Required task: Work out the number of lines containing "Policy". Answer with nothing but that number.

(Figure dataset records)

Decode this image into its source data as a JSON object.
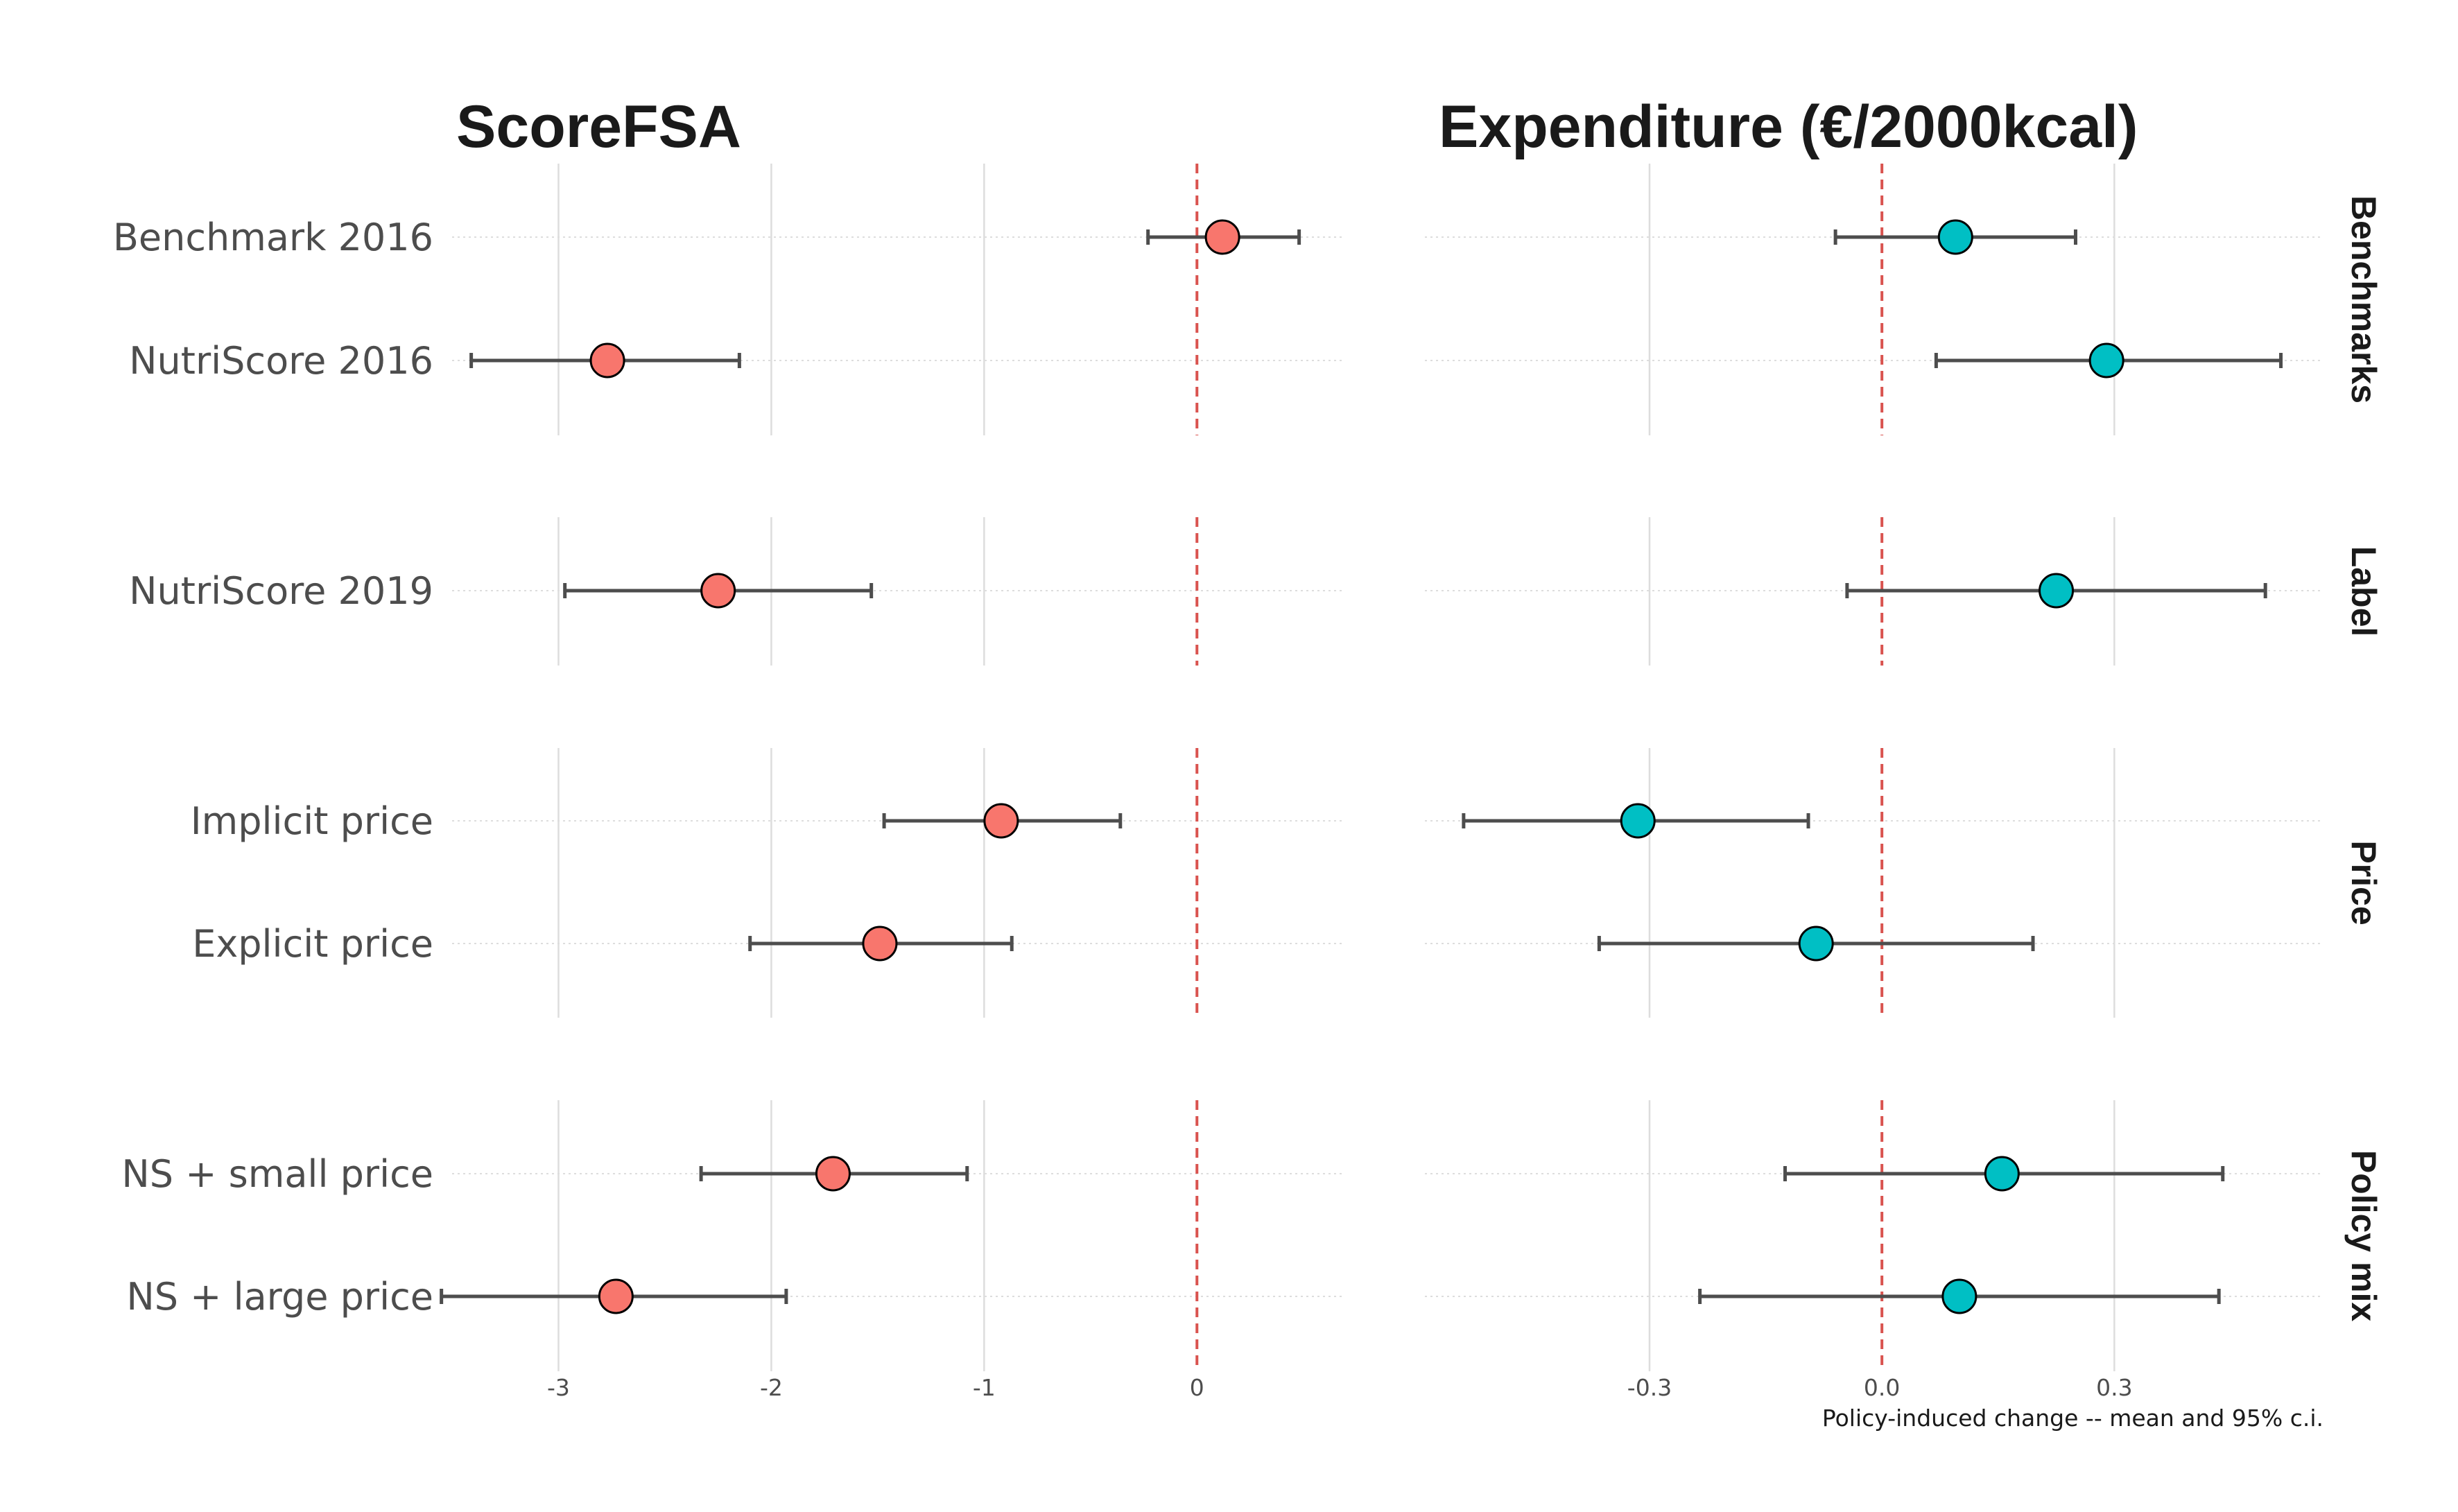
{
  "chart_data": {
    "type": "scatter",
    "subtype": "forest-plot (point estimate with 95% interval)",
    "caption": "Policy-induced change -- mean and 95% c.i.",
    "colors": {
      "point_left": "#F8766D",
      "point_right": "#00BFC4",
      "errorbar": "#4d4d4d",
      "zero_line": "#d9534f",
      "grid": "#dddddd"
    },
    "groups": [
      {
        "label": "Benchmarks",
        "rows": [
          "Benchmark 2016",
          "NutriScore 2016"
        ]
      },
      {
        "label": "Label",
        "rows": [
          "NutriScore 2019"
        ]
      },
      {
        "label": "Price",
        "rows": [
          "Implicit price",
          "Explicit price"
        ]
      },
      {
        "label": "Policy mix",
        "rows": [
          "NS + small price",
          "NS + large price"
        ]
      }
    ],
    "panels": [
      {
        "title": "ScoreFSA",
        "xlim": [
          -3.5,
          0.68
        ],
        "ticks": [
          -3,
          -2,
          -1,
          0
        ],
        "tick_labels": [
          "-3",
          "-2",
          "-1",
          "0"
        ],
        "color_key": "point_left",
        "values": [
          {
            "row": "Benchmark 2016",
            "mean": 0.12,
            "lo": -0.23,
            "hi": 0.48
          },
          {
            "row": "NutriScore 2016",
            "mean": -2.77,
            "lo": -3.41,
            "hi": -2.15
          },
          {
            "row": "NutriScore 2019",
            "mean": -2.25,
            "lo": -2.97,
            "hi": -1.53
          },
          {
            "row": "Implicit price",
            "mean": -0.92,
            "lo": -1.47,
            "hi": -0.36
          },
          {
            "row": "Explicit price",
            "mean": -1.49,
            "lo": -2.1,
            "hi": -0.87
          },
          {
            "row": "NS + small price",
            "mean": -1.71,
            "lo": -2.33,
            "hi": -1.08
          },
          {
            "row": "NS + large price",
            "mean": -2.73,
            "lo": -3.55,
            "hi": -1.93
          }
        ]
      },
      {
        "title": "Expenditure (€/2000kcal)",
        "xlim": [
          -0.59,
          0.57
        ],
        "ticks": [
          -0.3,
          0.0,
          0.3
        ],
        "tick_labels": [
          "-0.3",
          "0.0",
          "0.3"
        ],
        "color_key": "point_right",
        "values": [
          {
            "row": "Benchmark 2016",
            "mean": 0.095,
            "lo": -0.06,
            "hi": 0.25
          },
          {
            "row": "NutriScore 2016",
            "mean": 0.29,
            "lo": 0.07,
            "hi": 0.515
          },
          {
            "row": "NutriScore 2019",
            "mean": 0.225,
            "lo": -0.045,
            "hi": 0.495
          },
          {
            "row": "Implicit price",
            "mean": -0.315,
            "lo": -0.54,
            "hi": -0.095
          },
          {
            "row": "Explicit price",
            "mean": -0.085,
            "lo": -0.365,
            "hi": 0.195
          },
          {
            "row": "NS + small price",
            "mean": 0.155,
            "lo": -0.125,
            "hi": 0.44
          },
          {
            "row": "NS + large price",
            "mean": 0.1,
            "lo": -0.235,
            "hi": 0.435
          }
        ]
      }
    ]
  }
}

Finished task: 2